Extracted records
════════════════
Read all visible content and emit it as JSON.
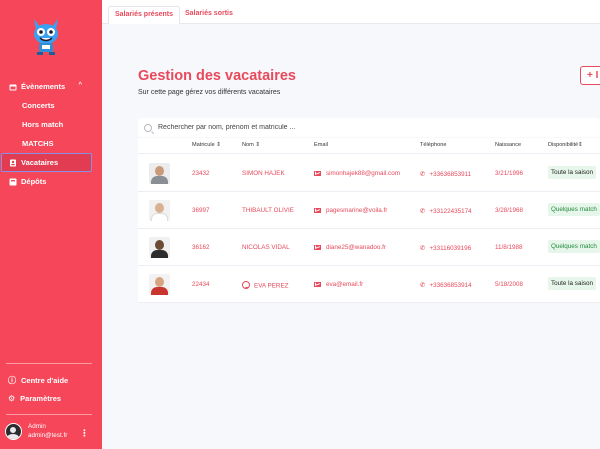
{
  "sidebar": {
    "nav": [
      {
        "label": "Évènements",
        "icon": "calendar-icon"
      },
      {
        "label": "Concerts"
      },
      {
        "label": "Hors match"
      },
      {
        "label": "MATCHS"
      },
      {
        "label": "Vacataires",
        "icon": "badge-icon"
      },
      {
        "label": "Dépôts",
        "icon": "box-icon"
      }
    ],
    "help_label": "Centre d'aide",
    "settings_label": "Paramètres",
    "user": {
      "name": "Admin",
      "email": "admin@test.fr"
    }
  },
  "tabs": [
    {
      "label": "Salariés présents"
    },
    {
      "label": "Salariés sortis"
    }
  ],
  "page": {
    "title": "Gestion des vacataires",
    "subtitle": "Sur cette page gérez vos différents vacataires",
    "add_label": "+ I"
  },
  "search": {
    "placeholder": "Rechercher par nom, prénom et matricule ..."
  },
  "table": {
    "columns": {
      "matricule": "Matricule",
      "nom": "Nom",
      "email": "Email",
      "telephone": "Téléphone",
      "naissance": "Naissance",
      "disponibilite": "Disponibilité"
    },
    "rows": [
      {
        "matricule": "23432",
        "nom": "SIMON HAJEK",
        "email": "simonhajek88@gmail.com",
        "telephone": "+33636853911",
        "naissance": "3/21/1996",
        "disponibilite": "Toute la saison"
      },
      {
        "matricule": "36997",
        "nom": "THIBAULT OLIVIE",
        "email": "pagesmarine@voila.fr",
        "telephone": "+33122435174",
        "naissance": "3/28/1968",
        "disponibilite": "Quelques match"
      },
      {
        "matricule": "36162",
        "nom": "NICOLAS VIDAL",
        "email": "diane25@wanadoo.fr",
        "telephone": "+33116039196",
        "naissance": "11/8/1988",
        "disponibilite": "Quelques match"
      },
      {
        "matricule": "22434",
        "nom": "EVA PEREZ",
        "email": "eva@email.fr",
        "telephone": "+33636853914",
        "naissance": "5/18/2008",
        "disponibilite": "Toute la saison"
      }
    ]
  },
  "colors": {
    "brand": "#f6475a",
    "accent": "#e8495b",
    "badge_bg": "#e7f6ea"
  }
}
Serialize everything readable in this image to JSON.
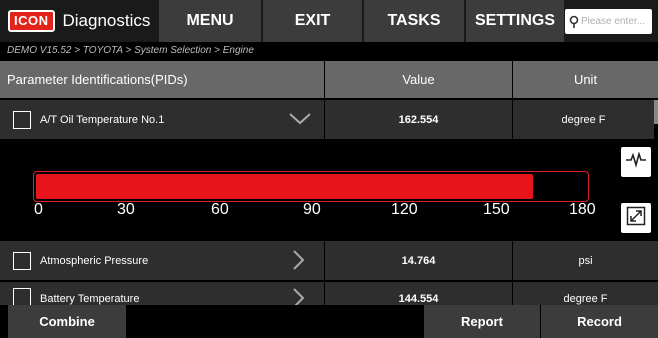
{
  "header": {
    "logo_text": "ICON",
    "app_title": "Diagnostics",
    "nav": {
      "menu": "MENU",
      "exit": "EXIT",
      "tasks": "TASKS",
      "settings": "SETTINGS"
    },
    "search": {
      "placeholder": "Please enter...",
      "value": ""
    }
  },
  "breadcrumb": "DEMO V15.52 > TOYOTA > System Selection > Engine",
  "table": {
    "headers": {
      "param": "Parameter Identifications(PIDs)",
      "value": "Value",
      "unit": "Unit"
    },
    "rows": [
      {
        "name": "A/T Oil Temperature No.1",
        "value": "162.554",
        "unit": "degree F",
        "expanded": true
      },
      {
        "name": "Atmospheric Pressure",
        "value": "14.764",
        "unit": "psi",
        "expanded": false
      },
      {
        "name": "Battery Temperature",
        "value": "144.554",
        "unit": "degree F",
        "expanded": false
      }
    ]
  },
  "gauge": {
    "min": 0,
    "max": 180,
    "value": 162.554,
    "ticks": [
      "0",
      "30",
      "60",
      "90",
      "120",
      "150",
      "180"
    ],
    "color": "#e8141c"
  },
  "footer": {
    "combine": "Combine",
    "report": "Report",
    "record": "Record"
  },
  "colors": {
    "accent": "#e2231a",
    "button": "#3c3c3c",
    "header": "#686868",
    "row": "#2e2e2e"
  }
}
════════════════
TASK: The pictures in the entries should be left out; output everything else exactly.

WRITTEN RESPONSE:
Read all visible content and emit it as JSON.
{
  "sidebar": {
    "nav": [
      {
        "label": "Évènements",
        "icon": "calendar-icon"
      },
      {
        "label": "Concerts"
      },
      {
        "label": "Hors match"
      },
      {
        "label": "MATCHS"
      },
      {
        "label": "Vacataires",
        "icon": "badge-icon"
      },
      {
        "label": "Dépôts",
        "icon": "box-icon"
      }
    ],
    "help_label": "Centre d'aide",
    "settings_label": "Paramètres",
    "user": {
      "name": "Admin",
      "email": "admin@test.fr"
    }
  },
  "tabs": [
    {
      "label": "Salariés présents"
    },
    {
      "label": "Salariés sortis"
    }
  ],
  "page": {
    "title": "Gestion des vacataires",
    "subtitle": "Sur cette page gérez vos différents vacataires",
    "add_label": "+ I"
  },
  "search": {
    "placeholder": "Rechercher par nom, prénom et matricule ..."
  },
  "table": {
    "columns": {
      "matricule": "Matricule",
      "nom": "Nom",
      "email": "Email",
      "telephone": "Téléphone",
      "naissance": "Naissance",
      "disponibilite": "Disponibilité"
    },
    "rows": [
      {
        "matricule": "23432",
        "nom": "SIMON HAJEK",
        "email": "simonhajek88@gmail.com",
        "telephone": "+33636853911",
        "naissance": "3/21/1996",
        "disponibilite": "Toute la saison"
      },
      {
        "matricule": "36997",
        "nom": "THIBAULT OLIVIE",
        "email": "pagesmarine@voila.fr",
        "telephone": "+33122435174",
        "naissance": "3/28/1968",
        "disponibilite": "Quelques match"
      },
      {
        "matricule": "36162",
        "nom": "NICOLAS VIDAL",
        "email": "diane25@wanadoo.fr",
        "telephone": "+33116039196",
        "naissance": "11/8/1988",
        "disponibilite": "Quelques match"
      },
      {
        "matricule": "22434",
        "nom": "EVA PEREZ",
        "email": "eva@email.fr",
        "telephone": "+33636853914",
        "naissance": "5/18/2008",
        "disponibilite": "Toute la saison"
      }
    ]
  },
  "colors": {
    "brand": "#f6475a",
    "accent": "#e8495b",
    "badge_bg": "#e7f6ea"
  }
}
Serialize everything readable in this image to JSON.
{
  "header": {
    "logo_text": "ICON",
    "app_title": "Diagnostics",
    "nav": {
      "menu": "MENU",
      "exit": "EXIT",
      "tasks": "TASKS",
      "settings": "SETTINGS"
    },
    "search": {
      "placeholder": "Please enter...",
      "value": ""
    }
  },
  "breadcrumb": "DEMO V15.52 > TOYOTA > System Selection > Engine",
  "table": {
    "headers": {
      "param": "Parameter Identifications(PIDs)",
      "value": "Value",
      "unit": "Unit"
    },
    "rows": [
      {
        "name": "A/T Oil Temperature No.1",
        "value": "162.554",
        "unit": "degree F",
        "expanded": true
      },
      {
        "name": "Atmospheric Pressure",
        "value": "14.764",
        "unit": "psi",
        "expanded": false
      },
      {
        "name": "Battery Temperature",
        "value": "144.554",
        "unit": "degree F",
        "expanded": false
      }
    ]
  },
  "gauge": {
    "min": 0,
    "max": 180,
    "value": 162.554,
    "ticks": [
      "0",
      "30",
      "60",
      "90",
      "120",
      "150",
      "180"
    ],
    "color": "#e8141c"
  },
  "footer": {
    "combine": "Combine",
    "report": "Report",
    "record": "Record"
  },
  "colors": {
    "accent": "#e2231a",
    "button": "#3c3c3c",
    "header": "#686868",
    "row": "#2e2e2e"
  }
}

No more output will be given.